Instructions to follow:
Copy each line in which the string "orientation" occurs.

**** Data excerpts ****

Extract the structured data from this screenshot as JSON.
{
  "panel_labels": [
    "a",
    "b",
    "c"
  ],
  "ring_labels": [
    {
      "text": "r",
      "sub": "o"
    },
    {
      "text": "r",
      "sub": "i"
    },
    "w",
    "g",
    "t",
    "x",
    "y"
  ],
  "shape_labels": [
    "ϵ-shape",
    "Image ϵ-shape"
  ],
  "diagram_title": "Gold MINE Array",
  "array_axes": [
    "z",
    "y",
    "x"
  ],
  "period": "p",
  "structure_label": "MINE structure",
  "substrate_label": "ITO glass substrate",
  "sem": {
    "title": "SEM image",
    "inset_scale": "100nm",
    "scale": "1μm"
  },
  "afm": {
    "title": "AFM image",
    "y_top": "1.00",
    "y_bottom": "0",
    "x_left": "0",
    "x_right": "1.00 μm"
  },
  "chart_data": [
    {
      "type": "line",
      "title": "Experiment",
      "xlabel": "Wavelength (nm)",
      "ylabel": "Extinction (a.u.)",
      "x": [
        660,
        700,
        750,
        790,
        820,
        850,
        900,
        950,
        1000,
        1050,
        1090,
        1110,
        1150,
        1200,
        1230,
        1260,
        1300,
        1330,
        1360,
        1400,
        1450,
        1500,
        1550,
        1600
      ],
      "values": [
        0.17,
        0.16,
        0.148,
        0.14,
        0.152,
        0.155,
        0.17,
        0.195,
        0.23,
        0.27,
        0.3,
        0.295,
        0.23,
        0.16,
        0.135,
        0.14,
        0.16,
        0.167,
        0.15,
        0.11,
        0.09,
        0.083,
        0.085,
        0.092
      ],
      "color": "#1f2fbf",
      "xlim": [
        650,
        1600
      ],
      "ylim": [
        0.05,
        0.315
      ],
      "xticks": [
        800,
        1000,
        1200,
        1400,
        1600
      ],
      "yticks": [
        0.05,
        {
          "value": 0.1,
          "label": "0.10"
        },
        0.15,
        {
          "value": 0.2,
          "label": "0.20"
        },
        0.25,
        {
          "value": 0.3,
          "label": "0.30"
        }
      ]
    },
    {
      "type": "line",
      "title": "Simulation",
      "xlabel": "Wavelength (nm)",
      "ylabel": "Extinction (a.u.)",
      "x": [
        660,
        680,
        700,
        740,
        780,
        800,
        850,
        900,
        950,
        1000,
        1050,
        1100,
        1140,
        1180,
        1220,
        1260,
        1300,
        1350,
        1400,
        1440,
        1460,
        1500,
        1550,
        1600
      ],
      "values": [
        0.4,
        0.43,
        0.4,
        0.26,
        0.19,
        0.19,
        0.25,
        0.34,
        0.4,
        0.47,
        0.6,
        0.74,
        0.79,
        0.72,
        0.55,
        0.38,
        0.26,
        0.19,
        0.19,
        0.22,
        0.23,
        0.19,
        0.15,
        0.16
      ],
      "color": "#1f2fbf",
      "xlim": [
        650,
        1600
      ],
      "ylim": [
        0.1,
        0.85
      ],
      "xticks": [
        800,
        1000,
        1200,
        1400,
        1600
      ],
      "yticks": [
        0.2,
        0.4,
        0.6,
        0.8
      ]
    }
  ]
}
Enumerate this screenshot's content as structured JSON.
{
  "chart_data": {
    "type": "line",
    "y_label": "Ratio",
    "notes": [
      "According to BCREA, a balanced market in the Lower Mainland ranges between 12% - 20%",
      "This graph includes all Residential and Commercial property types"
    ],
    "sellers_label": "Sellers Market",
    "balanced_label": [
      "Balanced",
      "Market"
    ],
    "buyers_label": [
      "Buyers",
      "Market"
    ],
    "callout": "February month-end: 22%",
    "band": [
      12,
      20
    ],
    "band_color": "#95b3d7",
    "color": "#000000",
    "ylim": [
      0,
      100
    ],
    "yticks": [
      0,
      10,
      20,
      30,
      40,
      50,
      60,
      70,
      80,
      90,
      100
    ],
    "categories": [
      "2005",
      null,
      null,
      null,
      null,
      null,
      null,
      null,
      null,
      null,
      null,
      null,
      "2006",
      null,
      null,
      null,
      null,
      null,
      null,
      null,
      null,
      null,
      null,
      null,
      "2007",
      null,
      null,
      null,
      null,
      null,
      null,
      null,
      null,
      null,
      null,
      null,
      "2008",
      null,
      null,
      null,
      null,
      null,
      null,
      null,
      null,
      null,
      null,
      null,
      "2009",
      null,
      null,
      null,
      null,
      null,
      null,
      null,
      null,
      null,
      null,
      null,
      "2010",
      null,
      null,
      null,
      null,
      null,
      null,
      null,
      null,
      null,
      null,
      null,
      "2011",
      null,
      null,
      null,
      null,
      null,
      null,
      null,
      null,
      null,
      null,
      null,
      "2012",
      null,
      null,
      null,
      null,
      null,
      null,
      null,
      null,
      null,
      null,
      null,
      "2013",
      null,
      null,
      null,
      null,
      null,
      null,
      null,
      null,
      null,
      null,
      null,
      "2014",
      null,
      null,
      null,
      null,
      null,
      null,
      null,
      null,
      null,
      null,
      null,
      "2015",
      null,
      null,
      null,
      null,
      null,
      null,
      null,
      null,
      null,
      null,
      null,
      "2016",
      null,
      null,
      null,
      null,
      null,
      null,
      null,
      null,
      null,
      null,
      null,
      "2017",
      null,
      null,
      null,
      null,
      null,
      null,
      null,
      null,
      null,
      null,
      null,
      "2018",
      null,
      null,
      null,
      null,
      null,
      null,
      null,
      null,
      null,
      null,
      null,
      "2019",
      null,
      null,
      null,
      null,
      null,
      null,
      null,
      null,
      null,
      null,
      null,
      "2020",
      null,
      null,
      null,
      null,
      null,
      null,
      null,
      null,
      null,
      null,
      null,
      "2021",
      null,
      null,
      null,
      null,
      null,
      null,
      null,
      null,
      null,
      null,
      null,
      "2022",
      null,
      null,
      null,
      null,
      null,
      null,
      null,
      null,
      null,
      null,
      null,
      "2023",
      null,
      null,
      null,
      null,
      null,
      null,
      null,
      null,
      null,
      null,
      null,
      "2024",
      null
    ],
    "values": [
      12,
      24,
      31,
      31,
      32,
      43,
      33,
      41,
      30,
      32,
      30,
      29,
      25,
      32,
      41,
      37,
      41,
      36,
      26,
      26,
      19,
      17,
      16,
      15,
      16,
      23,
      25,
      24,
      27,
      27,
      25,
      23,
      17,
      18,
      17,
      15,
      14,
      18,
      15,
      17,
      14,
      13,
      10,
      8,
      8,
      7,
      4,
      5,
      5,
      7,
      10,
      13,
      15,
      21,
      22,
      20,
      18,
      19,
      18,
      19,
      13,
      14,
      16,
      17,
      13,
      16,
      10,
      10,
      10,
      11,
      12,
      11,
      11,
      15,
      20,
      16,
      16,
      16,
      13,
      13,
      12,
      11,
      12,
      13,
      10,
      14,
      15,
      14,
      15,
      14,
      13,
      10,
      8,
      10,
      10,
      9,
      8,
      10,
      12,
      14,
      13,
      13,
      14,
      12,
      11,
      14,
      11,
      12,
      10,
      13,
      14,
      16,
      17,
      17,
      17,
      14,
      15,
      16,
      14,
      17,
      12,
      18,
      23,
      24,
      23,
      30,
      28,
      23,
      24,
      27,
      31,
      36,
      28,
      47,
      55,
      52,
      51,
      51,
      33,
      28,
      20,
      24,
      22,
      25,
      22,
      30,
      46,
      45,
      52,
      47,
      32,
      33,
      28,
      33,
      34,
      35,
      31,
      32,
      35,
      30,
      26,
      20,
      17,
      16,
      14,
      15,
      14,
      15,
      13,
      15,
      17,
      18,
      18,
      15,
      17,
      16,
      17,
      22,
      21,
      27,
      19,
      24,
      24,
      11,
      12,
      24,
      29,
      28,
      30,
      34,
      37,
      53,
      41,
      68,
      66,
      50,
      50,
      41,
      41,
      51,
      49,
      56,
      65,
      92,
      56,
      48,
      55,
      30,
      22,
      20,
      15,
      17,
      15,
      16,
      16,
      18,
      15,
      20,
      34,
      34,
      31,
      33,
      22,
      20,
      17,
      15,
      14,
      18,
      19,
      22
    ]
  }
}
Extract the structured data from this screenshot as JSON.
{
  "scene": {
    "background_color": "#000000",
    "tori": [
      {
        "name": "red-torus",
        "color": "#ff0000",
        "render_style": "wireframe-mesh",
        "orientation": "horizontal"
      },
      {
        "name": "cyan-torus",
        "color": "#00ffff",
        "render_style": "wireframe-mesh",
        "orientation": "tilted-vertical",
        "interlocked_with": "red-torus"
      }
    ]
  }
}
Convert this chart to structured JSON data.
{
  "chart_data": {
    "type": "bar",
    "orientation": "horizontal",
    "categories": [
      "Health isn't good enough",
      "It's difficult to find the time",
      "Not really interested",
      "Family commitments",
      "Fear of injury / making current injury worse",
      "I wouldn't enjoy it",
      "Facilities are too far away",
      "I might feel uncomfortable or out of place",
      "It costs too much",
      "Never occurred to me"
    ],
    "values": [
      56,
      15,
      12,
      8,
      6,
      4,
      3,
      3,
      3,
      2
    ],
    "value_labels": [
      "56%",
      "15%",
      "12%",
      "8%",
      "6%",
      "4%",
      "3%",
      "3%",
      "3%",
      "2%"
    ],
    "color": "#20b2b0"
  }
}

****

Written answer:
        "orientation": "horizontal"
        "orientation": "tilted-vertical",
    "orientation": "horizontal",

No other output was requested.